Dataset rows about figures
^^^^

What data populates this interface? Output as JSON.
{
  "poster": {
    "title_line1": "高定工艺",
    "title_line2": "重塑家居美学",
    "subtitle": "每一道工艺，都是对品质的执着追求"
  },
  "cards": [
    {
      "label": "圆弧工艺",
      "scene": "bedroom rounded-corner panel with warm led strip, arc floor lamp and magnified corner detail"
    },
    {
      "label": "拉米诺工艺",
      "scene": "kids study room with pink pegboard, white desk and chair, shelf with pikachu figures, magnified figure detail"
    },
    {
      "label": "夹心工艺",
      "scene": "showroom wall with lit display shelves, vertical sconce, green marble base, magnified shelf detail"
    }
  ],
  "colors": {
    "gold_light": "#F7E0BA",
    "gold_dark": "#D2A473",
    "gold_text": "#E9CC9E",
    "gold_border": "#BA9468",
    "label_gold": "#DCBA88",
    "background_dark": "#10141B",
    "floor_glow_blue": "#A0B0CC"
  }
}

^^^^

:: Written problem ::
Your task is to retype all the records above with nothing left out.

:: Output for this exercise ::
What data populates this interface? Output as JSON.
{
  "poster": {
    "title_line1": "高定工艺",
    "title_line2": "重塑家居美学",
    "subtitle": "每一道工艺，都是对品质的执着追求"
  },
  "cards": [
    {
      "label": "圆弧工艺",
      "scene": "bedroom rounded-corner panel with warm led strip, arc floor lamp and magnified corner detail"
    },
    {
      "label": "拉米诺工艺",
      "scene": "kids study room with pink pegboard, white desk and chair, shelf with pikachu figures, magnified figure detail"
    },
    {
      "label": "夹心工艺",
      "scene": "showroom wall with lit display shelves, vertical sconce, green marble base, magnified shelf detail"
    }
  ],
  "colors": {
    "gold_light": "#F7E0BA",
    "gold_dark": "#D2A473",
    "gold_text": "#E9CC9E",
    "gold_border": "#BA9468",
    "label_gold": "#DCBA88",
    "background_dark": "#10141B",
    "floor_glow_blue": "#A0B0CC"
  }
}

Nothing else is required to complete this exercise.